Each line that contains the word "hotelowych" counts once; give the total for the records below and nothing else.

..........

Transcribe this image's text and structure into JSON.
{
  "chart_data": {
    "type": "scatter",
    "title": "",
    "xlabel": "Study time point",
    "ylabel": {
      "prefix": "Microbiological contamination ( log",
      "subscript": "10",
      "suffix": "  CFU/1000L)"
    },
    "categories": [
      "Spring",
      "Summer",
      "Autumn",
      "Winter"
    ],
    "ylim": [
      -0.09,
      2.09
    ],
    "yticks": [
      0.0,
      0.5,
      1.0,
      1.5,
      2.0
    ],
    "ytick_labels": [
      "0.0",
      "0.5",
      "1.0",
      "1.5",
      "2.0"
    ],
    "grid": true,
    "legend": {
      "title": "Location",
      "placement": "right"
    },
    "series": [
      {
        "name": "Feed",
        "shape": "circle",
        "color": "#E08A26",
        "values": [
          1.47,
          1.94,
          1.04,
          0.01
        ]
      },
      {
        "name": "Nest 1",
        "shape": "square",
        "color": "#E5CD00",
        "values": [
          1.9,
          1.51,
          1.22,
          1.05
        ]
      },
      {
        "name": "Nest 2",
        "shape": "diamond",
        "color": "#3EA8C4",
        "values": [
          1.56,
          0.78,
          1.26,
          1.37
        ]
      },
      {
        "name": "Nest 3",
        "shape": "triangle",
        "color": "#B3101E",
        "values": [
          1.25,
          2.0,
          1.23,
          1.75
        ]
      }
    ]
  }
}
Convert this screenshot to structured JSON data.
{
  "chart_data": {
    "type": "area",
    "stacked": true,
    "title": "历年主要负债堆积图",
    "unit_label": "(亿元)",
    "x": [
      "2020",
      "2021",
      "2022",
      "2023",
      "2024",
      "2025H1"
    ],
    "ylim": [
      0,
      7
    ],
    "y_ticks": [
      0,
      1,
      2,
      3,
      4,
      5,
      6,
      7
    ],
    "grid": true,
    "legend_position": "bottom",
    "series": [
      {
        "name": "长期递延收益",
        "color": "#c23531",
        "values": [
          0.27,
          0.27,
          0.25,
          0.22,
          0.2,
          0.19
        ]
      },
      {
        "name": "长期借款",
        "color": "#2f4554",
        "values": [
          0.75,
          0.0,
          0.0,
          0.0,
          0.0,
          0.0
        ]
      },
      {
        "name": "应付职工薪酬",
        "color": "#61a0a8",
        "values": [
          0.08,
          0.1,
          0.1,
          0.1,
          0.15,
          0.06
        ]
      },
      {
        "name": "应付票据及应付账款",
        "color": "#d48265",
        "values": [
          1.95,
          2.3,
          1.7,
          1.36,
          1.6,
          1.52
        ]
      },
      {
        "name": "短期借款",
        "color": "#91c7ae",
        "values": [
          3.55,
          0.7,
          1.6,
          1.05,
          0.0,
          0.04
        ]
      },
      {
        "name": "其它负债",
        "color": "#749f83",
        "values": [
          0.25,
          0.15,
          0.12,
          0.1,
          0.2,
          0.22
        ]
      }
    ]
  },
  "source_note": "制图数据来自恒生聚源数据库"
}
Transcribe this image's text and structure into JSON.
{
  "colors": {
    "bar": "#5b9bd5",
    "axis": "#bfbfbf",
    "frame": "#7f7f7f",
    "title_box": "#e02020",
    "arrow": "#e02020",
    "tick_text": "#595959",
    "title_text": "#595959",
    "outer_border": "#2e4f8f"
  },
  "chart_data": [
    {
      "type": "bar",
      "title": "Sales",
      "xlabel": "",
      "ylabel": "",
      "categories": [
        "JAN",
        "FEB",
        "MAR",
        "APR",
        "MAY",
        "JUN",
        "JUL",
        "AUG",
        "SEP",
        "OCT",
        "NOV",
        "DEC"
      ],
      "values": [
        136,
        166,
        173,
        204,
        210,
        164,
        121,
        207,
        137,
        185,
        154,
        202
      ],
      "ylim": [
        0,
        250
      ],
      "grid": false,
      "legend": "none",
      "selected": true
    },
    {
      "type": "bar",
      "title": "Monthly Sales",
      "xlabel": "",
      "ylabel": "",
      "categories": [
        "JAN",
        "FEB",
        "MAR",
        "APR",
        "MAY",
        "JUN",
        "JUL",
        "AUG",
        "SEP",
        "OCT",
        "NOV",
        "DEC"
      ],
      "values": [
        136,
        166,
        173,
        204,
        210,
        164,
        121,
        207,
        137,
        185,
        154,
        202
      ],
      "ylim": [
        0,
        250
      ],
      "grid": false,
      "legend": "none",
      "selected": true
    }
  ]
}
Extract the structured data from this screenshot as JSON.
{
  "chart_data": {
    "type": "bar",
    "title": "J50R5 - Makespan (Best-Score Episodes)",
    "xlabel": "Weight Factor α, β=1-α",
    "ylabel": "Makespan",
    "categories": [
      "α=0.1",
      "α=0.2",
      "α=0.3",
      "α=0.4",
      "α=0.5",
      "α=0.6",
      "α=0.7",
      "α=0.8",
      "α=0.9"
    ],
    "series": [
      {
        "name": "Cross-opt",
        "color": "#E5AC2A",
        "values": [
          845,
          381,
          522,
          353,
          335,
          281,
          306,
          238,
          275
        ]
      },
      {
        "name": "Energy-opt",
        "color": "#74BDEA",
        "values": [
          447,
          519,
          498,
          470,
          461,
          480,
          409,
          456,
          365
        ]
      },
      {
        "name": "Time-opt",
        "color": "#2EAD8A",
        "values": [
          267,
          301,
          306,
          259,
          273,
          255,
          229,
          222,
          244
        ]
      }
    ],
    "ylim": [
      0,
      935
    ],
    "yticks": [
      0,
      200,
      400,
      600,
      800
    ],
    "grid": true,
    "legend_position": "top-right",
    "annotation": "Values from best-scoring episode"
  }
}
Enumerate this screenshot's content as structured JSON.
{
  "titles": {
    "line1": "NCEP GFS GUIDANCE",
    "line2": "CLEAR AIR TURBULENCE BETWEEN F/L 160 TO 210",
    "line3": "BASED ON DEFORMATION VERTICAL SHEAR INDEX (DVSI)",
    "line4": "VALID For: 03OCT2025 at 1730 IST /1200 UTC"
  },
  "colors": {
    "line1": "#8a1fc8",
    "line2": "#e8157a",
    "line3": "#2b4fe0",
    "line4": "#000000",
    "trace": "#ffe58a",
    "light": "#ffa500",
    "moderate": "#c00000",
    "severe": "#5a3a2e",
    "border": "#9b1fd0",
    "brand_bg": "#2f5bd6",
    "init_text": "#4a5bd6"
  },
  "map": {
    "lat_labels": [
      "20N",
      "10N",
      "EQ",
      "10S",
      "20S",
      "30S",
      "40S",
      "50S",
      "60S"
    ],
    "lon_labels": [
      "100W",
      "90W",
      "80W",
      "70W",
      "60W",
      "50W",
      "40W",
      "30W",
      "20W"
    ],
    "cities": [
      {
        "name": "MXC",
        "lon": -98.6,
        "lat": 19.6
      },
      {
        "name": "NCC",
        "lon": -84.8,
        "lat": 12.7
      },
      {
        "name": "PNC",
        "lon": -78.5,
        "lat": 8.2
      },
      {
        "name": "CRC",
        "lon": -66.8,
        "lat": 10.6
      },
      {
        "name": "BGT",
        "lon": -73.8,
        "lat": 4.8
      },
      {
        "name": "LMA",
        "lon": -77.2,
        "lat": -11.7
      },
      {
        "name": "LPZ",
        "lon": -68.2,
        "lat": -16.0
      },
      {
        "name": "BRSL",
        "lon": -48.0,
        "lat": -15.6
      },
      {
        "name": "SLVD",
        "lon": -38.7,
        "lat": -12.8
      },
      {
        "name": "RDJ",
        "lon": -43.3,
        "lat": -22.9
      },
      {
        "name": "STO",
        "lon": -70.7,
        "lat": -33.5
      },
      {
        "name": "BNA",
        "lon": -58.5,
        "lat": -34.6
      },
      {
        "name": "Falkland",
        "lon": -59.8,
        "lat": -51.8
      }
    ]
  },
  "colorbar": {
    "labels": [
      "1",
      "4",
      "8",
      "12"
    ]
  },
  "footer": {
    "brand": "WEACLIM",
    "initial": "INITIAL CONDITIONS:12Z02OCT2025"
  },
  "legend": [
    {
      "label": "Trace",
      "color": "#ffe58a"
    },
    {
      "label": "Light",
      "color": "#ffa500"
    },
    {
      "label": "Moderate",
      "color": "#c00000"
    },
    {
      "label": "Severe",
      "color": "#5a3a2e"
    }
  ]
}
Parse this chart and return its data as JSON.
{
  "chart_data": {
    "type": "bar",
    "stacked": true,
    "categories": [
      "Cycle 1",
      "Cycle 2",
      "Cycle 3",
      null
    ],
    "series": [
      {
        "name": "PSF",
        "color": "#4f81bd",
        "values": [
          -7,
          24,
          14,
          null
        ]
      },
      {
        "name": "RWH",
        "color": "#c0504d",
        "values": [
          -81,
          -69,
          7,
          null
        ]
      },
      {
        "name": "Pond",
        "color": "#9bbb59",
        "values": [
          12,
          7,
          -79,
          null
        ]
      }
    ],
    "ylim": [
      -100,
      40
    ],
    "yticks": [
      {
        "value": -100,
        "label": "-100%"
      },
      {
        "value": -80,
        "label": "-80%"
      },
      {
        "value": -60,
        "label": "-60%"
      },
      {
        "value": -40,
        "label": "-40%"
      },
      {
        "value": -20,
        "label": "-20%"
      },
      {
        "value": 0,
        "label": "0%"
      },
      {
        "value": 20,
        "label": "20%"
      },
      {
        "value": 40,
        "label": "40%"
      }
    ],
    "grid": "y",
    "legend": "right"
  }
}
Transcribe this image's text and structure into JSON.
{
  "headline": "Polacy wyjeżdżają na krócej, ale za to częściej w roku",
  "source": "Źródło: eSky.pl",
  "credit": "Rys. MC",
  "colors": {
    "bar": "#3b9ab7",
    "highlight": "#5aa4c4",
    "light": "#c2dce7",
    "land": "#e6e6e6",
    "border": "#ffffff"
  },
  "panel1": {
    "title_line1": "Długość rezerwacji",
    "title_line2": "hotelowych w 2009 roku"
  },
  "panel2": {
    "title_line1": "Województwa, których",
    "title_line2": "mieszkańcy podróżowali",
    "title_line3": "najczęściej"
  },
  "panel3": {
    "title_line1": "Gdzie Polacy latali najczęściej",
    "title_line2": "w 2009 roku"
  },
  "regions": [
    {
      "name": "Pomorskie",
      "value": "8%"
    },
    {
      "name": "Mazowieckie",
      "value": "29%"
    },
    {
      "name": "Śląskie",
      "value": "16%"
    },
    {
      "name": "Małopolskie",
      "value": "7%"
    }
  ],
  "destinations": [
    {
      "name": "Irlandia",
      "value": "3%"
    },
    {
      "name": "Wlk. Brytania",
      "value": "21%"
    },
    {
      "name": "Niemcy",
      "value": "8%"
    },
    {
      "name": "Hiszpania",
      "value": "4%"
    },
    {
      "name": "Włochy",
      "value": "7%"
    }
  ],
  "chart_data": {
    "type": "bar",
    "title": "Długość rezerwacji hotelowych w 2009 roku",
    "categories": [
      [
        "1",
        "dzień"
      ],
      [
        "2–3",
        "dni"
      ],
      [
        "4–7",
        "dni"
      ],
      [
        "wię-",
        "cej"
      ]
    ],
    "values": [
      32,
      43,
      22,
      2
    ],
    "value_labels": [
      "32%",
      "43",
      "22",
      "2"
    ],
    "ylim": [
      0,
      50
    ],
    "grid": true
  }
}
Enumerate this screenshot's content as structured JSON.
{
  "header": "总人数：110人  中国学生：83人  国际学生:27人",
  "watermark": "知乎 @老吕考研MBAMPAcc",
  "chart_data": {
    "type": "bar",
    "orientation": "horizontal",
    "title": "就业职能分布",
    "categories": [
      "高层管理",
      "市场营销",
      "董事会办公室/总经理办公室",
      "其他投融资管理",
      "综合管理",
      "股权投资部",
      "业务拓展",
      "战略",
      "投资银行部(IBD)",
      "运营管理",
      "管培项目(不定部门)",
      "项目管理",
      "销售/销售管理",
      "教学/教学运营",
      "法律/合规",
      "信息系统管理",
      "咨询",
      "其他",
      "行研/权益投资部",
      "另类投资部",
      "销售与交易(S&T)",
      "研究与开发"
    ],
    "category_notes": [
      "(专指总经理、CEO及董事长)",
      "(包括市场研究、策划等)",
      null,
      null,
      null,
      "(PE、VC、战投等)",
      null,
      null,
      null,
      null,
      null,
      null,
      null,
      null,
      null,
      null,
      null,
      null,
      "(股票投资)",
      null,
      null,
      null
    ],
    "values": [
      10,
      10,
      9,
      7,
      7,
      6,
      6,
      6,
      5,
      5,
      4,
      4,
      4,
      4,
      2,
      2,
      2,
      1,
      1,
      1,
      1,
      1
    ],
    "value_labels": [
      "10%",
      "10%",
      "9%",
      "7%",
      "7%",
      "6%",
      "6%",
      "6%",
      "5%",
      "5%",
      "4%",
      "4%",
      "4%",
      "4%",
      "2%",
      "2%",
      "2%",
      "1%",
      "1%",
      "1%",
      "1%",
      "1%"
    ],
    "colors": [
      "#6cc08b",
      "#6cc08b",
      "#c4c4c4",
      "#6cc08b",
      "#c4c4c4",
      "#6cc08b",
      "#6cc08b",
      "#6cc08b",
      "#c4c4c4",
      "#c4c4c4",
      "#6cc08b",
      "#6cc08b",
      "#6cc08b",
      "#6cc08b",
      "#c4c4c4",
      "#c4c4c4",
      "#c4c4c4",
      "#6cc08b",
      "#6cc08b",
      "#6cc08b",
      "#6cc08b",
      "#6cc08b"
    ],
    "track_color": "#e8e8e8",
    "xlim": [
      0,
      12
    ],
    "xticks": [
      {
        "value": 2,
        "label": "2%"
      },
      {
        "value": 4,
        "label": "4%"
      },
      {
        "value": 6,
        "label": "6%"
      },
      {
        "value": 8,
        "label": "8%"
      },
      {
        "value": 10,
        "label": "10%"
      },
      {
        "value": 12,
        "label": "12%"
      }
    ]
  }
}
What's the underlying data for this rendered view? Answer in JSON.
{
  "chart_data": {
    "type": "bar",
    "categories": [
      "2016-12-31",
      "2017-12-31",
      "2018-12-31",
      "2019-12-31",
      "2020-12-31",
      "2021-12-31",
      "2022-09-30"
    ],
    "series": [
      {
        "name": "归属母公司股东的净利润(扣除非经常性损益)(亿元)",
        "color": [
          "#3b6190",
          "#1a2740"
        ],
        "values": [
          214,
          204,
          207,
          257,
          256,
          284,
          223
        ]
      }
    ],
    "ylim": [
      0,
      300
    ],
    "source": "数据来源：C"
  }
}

..........

ANSWER TO THE EXERCISE
2